─── Data for the task ───
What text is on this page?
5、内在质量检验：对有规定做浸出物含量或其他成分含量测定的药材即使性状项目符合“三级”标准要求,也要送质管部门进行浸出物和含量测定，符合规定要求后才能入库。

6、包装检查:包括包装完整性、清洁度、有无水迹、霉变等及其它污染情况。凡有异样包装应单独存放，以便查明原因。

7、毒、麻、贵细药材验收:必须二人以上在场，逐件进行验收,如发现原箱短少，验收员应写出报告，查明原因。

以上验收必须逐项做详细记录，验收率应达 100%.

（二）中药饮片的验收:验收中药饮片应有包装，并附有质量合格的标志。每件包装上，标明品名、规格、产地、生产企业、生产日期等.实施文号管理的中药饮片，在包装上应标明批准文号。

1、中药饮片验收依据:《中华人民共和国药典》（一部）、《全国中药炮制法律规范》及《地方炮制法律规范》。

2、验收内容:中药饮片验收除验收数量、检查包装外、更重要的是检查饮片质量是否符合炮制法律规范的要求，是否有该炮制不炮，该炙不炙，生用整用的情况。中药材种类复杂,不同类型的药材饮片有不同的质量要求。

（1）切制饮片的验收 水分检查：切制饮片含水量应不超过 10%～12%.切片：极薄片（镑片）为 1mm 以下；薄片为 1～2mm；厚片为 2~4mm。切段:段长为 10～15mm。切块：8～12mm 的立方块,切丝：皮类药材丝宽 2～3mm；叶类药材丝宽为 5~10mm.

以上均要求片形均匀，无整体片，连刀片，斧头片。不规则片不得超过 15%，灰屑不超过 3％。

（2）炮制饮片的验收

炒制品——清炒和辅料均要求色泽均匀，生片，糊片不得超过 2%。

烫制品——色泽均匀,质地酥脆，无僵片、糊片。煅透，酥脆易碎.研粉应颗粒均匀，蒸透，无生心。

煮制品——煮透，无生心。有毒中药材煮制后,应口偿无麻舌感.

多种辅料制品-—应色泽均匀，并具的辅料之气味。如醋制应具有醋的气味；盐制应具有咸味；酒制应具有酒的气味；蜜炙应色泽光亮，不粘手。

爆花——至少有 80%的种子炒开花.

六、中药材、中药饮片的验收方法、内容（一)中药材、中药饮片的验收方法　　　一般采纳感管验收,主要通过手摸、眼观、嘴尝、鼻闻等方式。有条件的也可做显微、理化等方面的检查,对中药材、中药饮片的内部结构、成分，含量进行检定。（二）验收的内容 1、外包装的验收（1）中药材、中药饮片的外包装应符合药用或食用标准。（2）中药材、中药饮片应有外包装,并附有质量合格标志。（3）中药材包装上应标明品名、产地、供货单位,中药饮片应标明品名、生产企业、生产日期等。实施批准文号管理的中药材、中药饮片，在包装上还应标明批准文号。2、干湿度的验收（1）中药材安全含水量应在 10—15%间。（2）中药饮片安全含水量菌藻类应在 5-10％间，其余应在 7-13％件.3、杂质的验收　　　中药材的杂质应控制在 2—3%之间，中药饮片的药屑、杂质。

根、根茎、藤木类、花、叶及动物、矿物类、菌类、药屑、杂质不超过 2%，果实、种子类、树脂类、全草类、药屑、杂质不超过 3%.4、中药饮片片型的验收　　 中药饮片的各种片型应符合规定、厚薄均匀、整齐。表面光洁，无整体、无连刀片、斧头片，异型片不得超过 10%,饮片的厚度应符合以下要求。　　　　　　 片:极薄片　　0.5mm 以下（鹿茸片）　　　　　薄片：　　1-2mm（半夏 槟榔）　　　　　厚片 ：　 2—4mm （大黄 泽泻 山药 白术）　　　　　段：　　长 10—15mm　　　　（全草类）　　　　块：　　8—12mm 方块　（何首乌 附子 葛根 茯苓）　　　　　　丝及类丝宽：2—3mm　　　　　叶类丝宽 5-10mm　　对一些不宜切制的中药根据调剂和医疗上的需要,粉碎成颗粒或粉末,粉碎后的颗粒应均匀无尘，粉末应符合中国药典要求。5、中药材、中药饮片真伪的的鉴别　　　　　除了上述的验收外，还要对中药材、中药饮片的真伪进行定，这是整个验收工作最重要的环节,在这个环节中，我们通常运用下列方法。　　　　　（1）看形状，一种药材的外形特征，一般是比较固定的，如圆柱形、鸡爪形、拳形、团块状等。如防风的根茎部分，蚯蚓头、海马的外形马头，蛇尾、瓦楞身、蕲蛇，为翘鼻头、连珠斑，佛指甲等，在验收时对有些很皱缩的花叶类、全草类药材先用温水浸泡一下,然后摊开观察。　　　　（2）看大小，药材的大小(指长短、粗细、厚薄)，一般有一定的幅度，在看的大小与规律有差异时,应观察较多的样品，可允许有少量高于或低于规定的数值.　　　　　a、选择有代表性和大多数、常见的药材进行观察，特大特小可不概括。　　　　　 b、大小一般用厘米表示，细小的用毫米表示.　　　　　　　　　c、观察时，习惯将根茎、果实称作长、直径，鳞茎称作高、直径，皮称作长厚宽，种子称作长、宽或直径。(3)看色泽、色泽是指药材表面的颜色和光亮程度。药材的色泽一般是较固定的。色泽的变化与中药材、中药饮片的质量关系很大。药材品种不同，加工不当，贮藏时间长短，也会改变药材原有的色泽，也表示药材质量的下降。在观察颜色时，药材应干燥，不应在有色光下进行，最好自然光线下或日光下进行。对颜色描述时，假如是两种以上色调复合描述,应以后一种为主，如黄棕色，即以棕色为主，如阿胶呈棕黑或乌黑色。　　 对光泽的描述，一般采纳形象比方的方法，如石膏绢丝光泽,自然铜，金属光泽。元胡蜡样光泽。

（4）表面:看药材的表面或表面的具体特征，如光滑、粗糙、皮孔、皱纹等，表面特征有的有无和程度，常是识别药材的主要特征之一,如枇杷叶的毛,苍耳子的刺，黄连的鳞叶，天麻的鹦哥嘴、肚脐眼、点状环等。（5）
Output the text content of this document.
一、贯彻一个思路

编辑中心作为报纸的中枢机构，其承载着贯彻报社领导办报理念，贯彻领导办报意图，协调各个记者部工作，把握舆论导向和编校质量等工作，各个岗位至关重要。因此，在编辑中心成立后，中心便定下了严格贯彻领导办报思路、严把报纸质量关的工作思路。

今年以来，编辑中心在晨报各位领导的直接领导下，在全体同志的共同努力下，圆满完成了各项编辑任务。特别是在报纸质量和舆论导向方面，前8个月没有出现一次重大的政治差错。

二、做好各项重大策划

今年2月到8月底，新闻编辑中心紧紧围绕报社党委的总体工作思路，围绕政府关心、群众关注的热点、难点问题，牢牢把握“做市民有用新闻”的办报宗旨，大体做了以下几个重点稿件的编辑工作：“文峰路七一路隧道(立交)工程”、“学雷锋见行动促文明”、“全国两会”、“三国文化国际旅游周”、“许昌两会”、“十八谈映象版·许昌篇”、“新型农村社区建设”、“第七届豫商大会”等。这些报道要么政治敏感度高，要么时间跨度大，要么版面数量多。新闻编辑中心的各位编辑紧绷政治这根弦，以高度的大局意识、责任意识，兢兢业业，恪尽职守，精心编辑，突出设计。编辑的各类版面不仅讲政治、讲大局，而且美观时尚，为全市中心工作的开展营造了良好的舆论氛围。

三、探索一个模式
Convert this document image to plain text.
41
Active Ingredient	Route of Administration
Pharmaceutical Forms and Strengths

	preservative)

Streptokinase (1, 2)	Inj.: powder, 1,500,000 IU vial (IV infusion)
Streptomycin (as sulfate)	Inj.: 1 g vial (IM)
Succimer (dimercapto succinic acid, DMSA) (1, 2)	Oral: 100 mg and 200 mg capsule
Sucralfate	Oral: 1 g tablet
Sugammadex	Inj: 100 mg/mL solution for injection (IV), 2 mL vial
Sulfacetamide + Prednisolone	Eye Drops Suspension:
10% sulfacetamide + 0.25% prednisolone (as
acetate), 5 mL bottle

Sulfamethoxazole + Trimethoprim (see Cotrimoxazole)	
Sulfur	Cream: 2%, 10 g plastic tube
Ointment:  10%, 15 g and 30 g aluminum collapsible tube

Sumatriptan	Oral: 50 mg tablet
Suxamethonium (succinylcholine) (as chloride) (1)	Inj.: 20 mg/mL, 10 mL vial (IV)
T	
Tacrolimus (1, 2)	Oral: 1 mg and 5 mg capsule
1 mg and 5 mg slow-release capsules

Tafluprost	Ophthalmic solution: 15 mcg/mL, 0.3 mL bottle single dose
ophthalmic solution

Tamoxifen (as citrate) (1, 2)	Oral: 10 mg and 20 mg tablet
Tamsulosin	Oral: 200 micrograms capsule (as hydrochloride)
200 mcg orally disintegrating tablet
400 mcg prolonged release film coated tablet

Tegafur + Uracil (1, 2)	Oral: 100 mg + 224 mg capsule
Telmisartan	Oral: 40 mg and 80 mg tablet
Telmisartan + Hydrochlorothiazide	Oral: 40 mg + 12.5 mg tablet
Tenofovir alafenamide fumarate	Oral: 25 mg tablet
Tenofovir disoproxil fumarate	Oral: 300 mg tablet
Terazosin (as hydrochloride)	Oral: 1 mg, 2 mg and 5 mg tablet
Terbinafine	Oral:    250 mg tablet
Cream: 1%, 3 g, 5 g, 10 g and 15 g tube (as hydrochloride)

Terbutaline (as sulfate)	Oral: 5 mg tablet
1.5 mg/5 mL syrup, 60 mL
───
Show, from the material above, each line that includes the string "release".

1 mg and 5 mg slow-release capsules
400 mcg prolonged release film coated tablet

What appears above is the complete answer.